#### Recorded information
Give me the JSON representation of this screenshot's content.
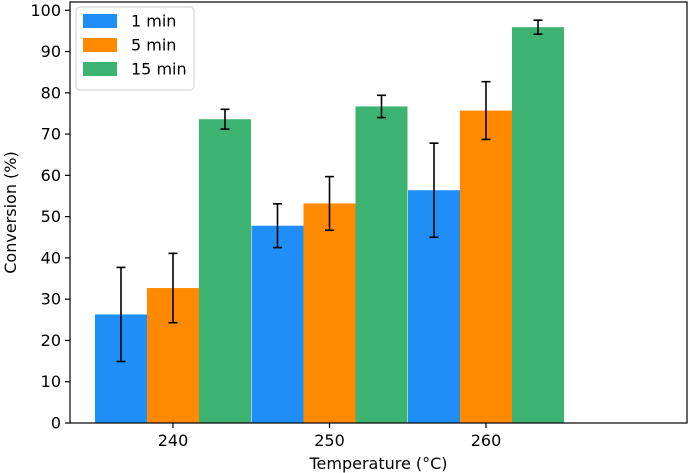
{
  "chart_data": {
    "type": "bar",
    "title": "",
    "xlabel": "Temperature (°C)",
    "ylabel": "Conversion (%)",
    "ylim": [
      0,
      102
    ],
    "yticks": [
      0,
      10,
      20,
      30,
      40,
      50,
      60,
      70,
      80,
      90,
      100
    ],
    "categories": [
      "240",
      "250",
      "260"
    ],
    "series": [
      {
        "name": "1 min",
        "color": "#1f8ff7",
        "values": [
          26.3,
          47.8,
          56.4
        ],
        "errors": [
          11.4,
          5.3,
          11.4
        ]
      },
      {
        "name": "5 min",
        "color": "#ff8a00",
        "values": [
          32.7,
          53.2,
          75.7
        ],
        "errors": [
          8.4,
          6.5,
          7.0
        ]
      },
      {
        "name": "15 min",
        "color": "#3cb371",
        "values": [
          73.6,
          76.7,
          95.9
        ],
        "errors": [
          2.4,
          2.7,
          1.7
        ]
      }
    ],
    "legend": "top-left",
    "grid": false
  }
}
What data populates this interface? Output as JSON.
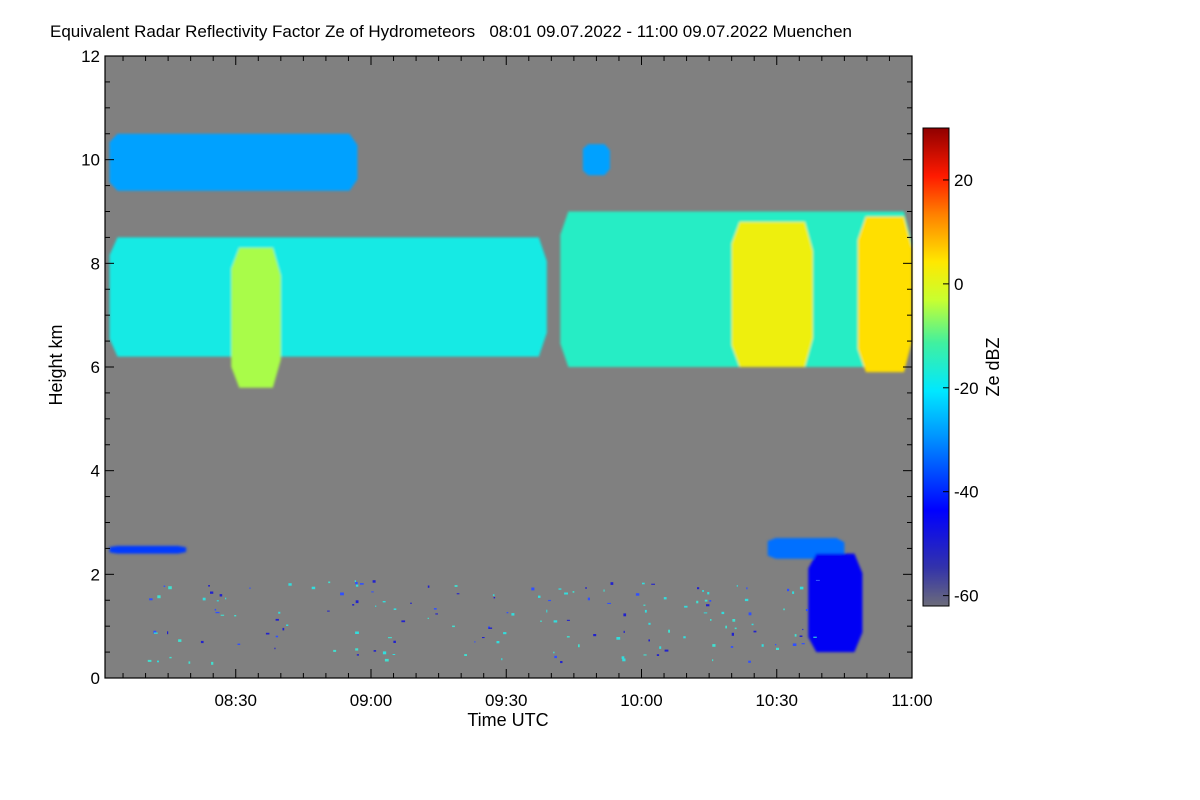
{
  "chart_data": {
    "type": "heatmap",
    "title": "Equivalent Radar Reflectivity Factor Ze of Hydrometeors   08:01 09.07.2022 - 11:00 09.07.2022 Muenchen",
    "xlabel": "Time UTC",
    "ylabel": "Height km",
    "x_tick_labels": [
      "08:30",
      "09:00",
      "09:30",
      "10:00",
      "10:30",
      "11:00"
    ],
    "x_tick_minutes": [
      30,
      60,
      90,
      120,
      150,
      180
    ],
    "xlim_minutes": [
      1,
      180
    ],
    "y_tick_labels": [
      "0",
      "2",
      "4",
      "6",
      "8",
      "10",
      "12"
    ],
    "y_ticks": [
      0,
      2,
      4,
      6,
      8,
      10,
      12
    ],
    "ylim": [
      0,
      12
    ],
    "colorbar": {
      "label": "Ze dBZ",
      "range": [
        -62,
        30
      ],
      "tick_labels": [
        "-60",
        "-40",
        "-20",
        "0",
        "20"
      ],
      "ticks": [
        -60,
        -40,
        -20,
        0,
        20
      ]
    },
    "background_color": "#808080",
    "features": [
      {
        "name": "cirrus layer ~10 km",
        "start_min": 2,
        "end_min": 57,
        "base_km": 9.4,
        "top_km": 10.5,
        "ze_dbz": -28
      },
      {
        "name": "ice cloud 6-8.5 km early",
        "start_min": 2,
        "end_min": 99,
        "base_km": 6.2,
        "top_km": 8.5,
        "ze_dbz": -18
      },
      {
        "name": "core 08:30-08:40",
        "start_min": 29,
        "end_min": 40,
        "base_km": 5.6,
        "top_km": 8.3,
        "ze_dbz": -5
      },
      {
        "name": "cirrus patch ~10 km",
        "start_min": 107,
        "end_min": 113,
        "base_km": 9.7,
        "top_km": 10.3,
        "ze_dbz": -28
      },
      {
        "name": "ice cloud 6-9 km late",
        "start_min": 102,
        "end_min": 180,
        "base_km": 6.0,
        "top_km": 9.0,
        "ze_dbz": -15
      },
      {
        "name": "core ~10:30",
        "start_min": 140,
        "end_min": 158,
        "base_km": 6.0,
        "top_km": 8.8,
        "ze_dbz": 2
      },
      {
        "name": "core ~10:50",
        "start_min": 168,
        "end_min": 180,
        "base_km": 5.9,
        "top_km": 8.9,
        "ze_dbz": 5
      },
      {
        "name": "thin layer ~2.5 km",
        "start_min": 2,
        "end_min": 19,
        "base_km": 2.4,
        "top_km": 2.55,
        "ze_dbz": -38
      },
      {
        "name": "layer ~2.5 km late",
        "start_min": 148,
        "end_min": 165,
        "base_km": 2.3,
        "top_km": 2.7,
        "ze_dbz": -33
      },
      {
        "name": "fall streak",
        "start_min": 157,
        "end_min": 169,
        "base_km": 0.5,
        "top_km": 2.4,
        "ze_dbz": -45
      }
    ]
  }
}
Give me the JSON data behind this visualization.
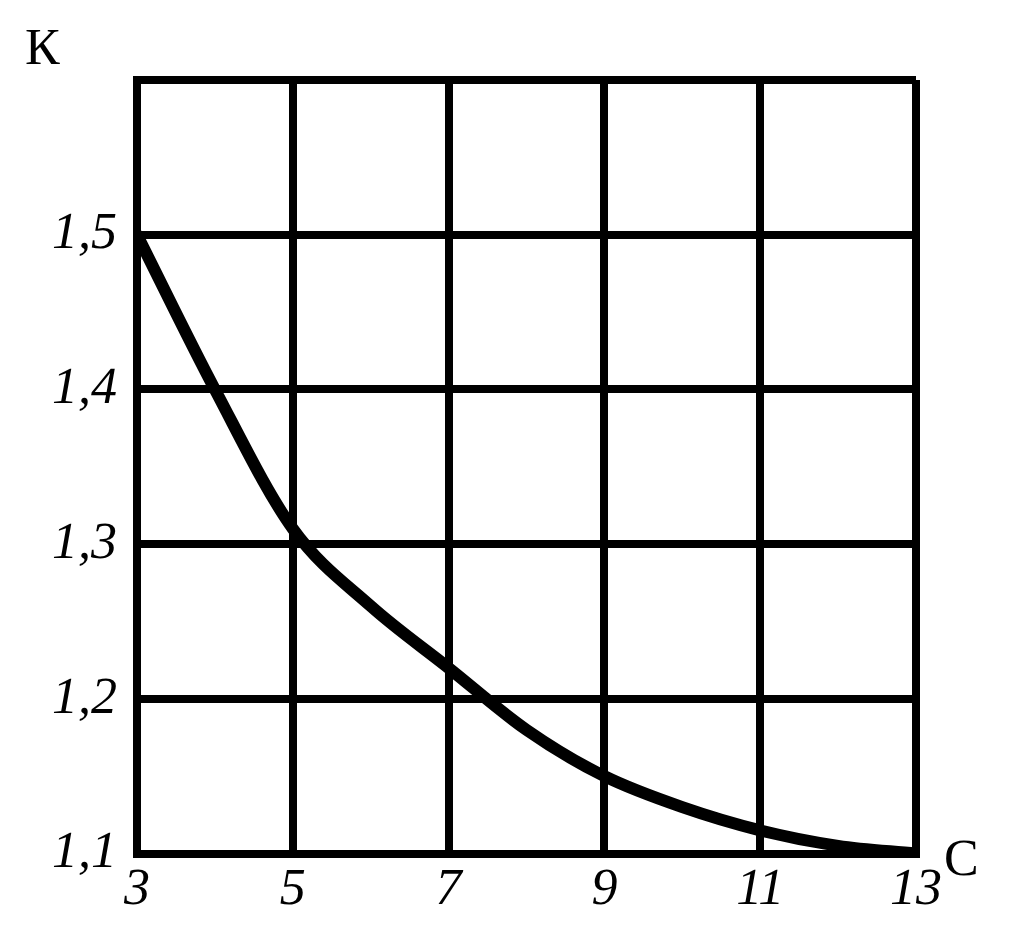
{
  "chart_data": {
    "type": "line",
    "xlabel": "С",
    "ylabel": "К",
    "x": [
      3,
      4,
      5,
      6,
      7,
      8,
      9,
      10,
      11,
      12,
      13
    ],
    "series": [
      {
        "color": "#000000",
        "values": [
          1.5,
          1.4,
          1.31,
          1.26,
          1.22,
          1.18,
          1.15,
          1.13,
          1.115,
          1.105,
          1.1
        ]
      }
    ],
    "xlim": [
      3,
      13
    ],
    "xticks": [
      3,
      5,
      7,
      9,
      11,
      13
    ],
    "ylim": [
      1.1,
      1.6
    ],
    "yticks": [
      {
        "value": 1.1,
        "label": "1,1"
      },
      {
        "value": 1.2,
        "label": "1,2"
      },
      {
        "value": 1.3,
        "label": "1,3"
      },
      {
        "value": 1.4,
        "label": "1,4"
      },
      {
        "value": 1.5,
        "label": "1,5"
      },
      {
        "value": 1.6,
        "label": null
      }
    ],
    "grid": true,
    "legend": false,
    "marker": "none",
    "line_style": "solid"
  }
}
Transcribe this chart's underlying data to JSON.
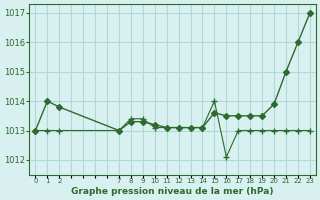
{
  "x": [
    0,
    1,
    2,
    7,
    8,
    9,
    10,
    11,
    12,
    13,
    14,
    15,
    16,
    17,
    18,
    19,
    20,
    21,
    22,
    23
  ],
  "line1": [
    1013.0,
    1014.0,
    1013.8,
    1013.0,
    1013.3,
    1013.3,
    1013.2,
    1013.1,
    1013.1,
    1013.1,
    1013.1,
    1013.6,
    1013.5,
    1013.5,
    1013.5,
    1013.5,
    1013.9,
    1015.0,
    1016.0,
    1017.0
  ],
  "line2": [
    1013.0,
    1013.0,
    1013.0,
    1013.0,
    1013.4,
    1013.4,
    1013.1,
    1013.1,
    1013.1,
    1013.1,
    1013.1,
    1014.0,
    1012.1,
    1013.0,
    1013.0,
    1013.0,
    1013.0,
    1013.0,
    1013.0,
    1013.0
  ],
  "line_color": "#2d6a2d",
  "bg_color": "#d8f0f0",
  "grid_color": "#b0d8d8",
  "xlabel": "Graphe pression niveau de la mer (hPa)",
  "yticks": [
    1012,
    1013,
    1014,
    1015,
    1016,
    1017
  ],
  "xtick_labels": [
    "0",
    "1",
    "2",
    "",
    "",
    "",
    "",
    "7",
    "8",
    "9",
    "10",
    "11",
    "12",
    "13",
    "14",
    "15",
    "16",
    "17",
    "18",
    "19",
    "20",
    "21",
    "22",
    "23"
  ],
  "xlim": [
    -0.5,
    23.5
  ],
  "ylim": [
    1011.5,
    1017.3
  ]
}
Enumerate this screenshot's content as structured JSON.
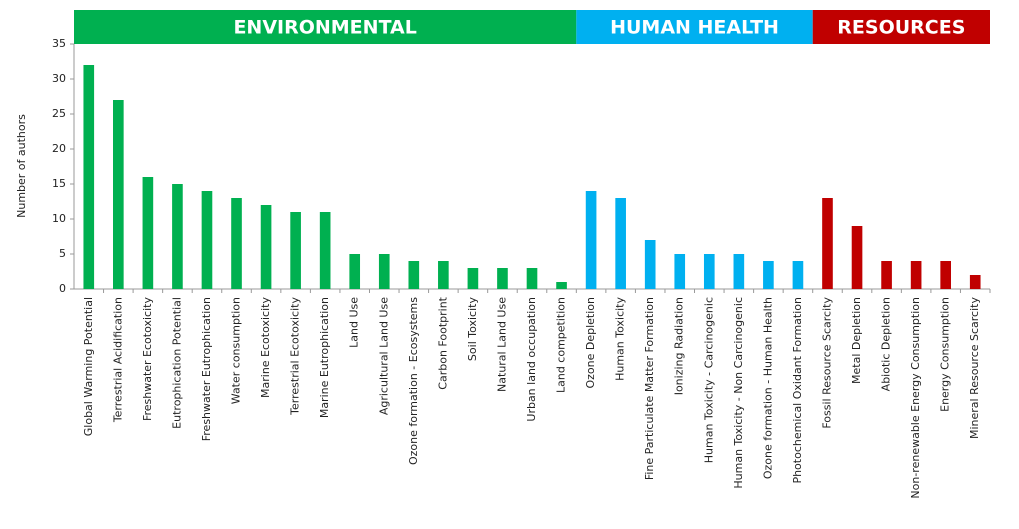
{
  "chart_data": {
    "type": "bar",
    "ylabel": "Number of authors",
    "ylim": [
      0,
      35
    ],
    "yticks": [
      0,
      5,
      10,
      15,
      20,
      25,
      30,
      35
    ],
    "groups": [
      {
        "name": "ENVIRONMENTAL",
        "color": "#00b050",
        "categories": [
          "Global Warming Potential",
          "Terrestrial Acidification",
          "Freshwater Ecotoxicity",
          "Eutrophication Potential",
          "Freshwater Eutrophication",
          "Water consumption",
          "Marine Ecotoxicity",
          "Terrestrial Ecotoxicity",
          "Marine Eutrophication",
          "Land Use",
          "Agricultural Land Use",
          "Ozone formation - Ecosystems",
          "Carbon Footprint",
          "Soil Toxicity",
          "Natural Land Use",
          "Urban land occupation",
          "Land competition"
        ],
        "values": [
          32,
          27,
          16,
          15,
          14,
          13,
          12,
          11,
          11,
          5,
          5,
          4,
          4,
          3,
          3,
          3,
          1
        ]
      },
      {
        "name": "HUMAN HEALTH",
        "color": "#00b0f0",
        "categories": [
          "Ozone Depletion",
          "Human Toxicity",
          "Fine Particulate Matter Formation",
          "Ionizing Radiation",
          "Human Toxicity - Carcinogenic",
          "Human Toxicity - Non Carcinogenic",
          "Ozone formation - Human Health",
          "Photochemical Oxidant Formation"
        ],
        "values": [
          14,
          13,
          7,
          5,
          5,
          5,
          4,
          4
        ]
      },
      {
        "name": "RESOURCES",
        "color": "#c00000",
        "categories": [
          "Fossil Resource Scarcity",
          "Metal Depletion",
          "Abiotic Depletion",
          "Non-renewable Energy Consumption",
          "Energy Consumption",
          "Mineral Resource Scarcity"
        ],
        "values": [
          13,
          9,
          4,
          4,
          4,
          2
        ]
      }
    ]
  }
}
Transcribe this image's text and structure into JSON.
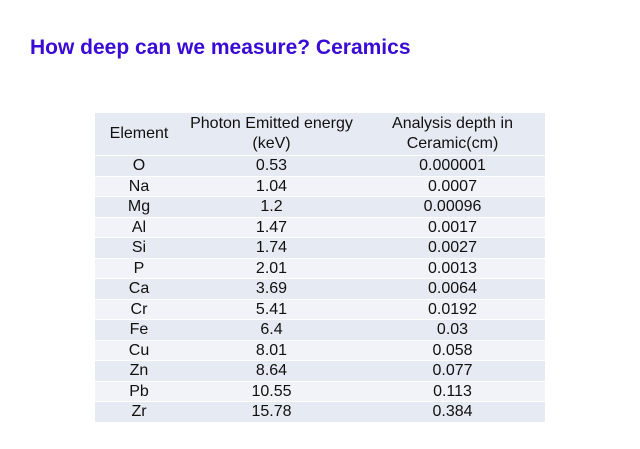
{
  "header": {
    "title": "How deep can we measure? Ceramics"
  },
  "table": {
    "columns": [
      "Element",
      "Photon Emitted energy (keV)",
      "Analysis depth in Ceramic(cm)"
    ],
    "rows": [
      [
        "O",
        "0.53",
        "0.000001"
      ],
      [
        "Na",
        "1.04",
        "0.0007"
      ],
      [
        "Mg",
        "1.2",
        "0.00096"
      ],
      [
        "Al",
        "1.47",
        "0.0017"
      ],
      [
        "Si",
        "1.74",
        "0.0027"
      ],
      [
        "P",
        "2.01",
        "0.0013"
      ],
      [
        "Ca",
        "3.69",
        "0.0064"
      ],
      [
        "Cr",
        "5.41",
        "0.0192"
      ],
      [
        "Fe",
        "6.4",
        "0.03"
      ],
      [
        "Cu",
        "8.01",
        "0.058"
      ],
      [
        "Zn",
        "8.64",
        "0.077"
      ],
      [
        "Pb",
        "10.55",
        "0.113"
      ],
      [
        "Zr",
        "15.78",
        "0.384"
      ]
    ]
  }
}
########
# To be done:
Lines containing the word "title" must all be returned from the material above.

# Solution to the exercise:
    "title": "",
    "title": "Equivalent Radar Reflectivity Factor Ze of Hydrometeors   08:01 09.07.2022 - 11:00 09.07.2022 Muenchen",
    "title": "How deep can we measure? Ceramics"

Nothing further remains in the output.